* MATERIALS PROVIDED
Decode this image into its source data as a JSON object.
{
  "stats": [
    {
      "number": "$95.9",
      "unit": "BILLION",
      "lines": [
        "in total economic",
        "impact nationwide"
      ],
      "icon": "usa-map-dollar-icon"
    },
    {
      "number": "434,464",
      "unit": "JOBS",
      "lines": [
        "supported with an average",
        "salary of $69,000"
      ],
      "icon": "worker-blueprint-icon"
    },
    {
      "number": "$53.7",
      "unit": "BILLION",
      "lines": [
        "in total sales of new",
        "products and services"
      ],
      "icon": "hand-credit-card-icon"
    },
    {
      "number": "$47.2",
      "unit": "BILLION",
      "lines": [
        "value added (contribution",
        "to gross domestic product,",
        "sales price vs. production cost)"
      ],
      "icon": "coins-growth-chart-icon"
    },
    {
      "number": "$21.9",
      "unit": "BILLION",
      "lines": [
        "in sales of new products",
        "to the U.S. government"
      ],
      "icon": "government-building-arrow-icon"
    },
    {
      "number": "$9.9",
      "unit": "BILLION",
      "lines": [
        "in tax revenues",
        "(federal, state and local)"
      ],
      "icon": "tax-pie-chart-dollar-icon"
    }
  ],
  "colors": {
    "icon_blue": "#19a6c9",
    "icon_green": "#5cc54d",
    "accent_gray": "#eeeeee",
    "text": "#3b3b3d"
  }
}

* PROBLEM TO SOLVE
Report every line in the data above in which the word "chart" appears.

* SOLUTION TO THE EXERCISE
      "icon": "coins-growth-chart-icon"
      "icon": "tax-pie-chart-dollar-icon"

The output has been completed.